─── INPUT ROWS ───

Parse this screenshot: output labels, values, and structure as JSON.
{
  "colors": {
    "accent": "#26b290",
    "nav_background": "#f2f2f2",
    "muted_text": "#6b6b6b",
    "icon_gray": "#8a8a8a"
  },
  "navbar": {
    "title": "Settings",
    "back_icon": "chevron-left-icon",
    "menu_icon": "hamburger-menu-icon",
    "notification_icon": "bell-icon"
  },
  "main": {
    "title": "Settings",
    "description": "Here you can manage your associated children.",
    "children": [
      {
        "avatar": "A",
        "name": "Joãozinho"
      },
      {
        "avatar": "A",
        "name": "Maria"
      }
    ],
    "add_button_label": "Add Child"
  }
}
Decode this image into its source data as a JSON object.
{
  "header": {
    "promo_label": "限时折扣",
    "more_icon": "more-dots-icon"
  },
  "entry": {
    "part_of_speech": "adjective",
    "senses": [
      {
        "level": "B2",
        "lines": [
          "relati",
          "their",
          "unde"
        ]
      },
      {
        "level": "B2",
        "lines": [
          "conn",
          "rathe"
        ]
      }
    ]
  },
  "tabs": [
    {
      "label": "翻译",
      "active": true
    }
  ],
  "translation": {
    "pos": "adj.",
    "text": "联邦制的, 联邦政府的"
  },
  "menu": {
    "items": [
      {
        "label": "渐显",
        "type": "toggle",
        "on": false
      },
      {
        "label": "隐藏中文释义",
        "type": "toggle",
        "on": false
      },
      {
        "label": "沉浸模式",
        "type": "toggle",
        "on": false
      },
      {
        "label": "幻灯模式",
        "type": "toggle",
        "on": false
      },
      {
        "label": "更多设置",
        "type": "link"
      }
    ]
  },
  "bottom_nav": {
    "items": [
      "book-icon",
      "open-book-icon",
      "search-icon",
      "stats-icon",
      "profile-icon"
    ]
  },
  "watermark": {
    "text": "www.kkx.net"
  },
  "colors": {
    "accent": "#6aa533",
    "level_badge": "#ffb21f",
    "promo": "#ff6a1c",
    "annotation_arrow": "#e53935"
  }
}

───

* GOAL OF THE EXERCISE *
Each line of the listing should be copied exactly.

* RESPONSE BELOW *
Parse this screenshot: output labels, values, and structure as JSON.
{
  "colors": {
    "accent": "#26b290",
    "nav_background": "#f2f2f2",
    "muted_text": "#6b6b6b",
    "icon_gray": "#8a8a8a"
  },
  "navbar": {
    "title": "Settings",
    "back_icon": "chevron-left-icon",
    "menu_icon": "hamburger-menu-icon",
    "notification_icon": "bell-icon"
  },
  "main": {
    "title": "Settings",
    "description": "Here you can manage your associated children.",
    "children": [
      {
        "avatar": "A",
        "name": "Joãozinho"
      },
      {
        "avatar": "A",
        "name": "Maria"
      }
    ],
    "add_button_label": "Add Child"
  }
}
Decode this image into its source data as a JSON object.
{
  "header": {
    "promo_label": "限时折扣",
    "more_icon": "more-dots-icon"
  },
  "entry": {
    "part_of_speech": "adjective",
    "senses": [
      {
        "level": "B2",
        "lines": [
          "relati",
          "their",
          "unde"
        ]
      },
      {
        "level": "B2",
        "lines": [
          "conn",
          "rathe"
        ]
      }
    ]
  },
  "tabs": [
    {
      "label": "翻译",
      "active": true
    }
  ],
  "translation": {
    "pos": "adj.",
    "text": "联邦制的, 联邦政府的"
  },
  "menu": {
    "items": [
      {
        "label": "渐显",
        "type": "toggle",
        "on": false
      },
      {
        "label": "隐藏中文释义",
        "type": "toggle",
        "on": false
      },
      {
        "label": "沉浸模式",
        "type": "toggle",
        "on": false
      },
      {
        "label": "幻灯模式",
        "type": "toggle",
        "on": false
      },
      {
        "label": "更多设置",
        "type": "link"
      }
    ]
  },
  "bottom_nav": {
    "items": [
      "book-icon",
      "open-book-icon",
      "search-icon",
      "stats-icon",
      "profile-icon"
    ]
  },
  "watermark": {
    "text": "www.kkx.net"
  },
  "colors": {
    "accent": "#6aa533",
    "level_badge": "#ffb21f",
    "promo": "#ff6a1c",
    "annotation_arrow": "#e53935"
  }
}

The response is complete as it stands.